=== MATERIALS PROVIDED ===

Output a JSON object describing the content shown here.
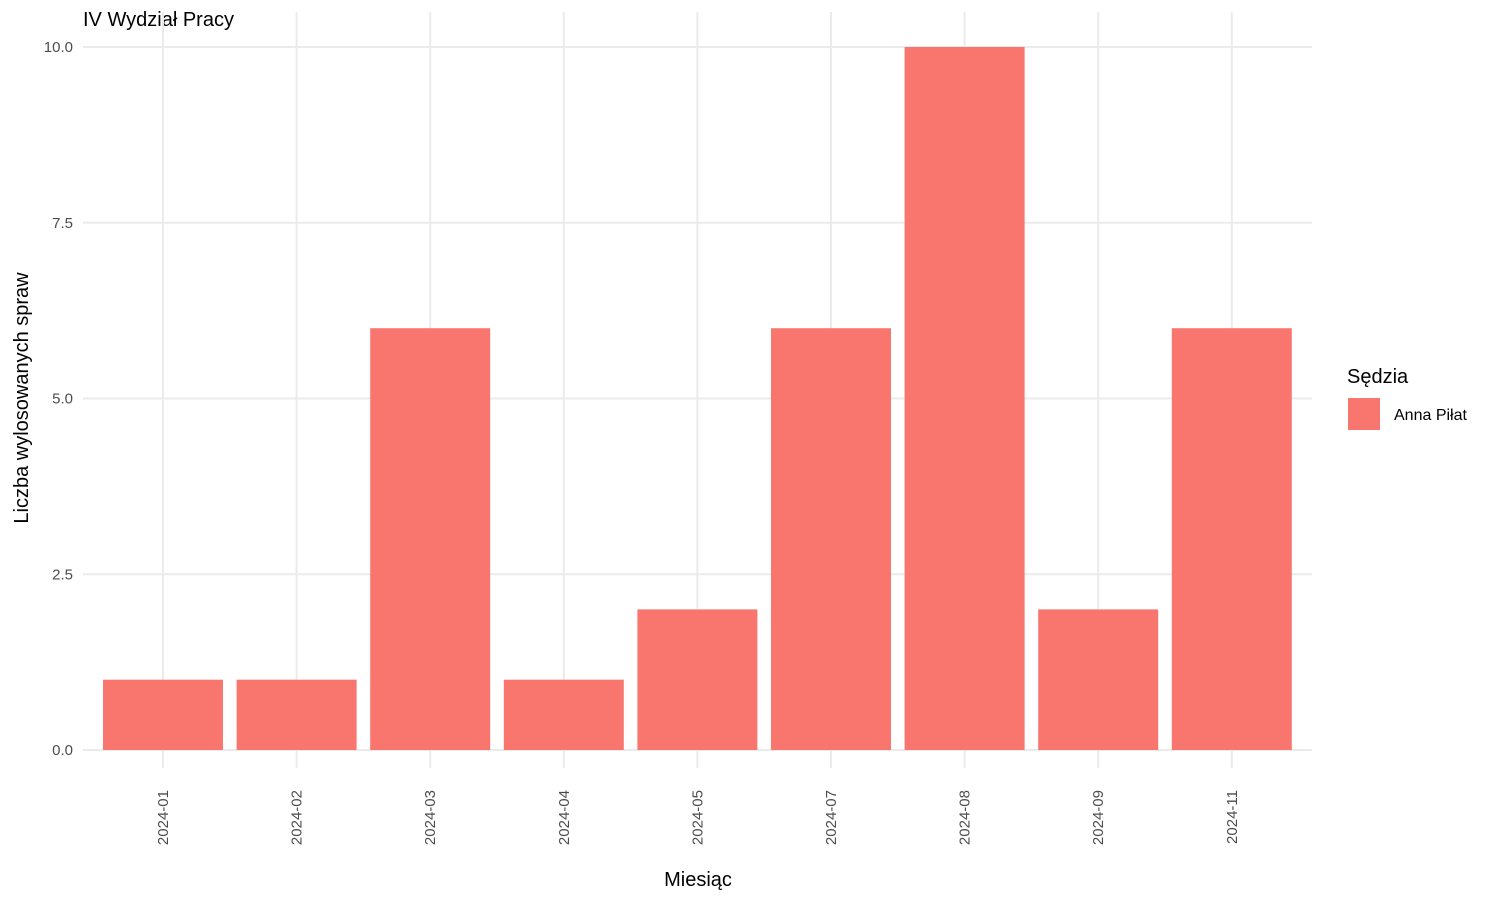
{
  "chart_data": {
    "type": "bar",
    "title": "IV Wydział Pracy",
    "xlabel": "Miesiąc",
    "ylabel": "Liczba wylosowanych spraw",
    "categories": [
      "2024-01",
      "2024-02",
      "2024-03",
      "2024-04",
      "2024-05",
      "2024-07",
      "2024-08",
      "2024-09",
      "2024-11"
    ],
    "series": [
      {
        "name": "Anna Piłat",
        "values": [
          1,
          1,
          6,
          1,
          2,
          6,
          10,
          2,
          6
        ],
        "color": "#F8766D"
      }
    ],
    "ylim": [
      0,
      10
    ],
    "yticks": [
      "0.0",
      "2.5",
      "5.0",
      "7.5",
      "10.0"
    ],
    "grid": true,
    "legend": {
      "title": "Sędzia",
      "position": "right",
      "entries": [
        "Anna Piłat"
      ]
    }
  }
}
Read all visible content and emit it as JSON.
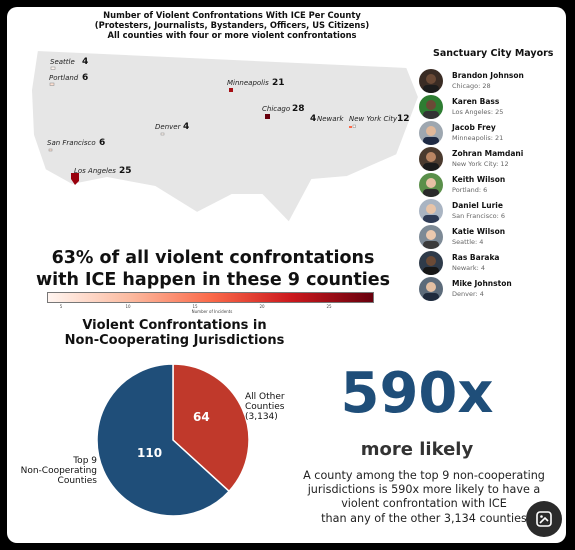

===

* CHALLENGE
Leave out the pictures and copy every record above exactly.

* TASK OUTPUT
Output a JSON object describing the content shown here.
{
  "chart_data": {
    "type": "bar",
    "title": "IV Wydział Pracy",
    "xlabel": "Miesiąc",
    "ylabel": "Liczba wylosowanych spraw",
    "categories": [
      "2024-01",
      "2024-02",
      "2024-03",
      "2024-04",
      "2024-05",
      "2024-07",
      "2024-08",
      "2024-09",
      "2024-11"
    ],
    "series": [
      {
        "name": "Anna Piłat",
        "values": [
          1,
          1,
          6,
          1,
          2,
          6,
          10,
          2,
          6
        ],
        "color": "#F8766D"
      }
    ],
    "ylim": [
      0,
      10
    ],
    "yticks": [
      "0.0",
      "2.5",
      "5.0",
      "7.5",
      "10.0"
    ],
    "grid": true,
    "legend": {
      "title": "Sędzia",
      "position": "right",
      "entries": [
        "Anna Piłat"
      ]
    }
  }
}
Read all visible content and emit it as JSON.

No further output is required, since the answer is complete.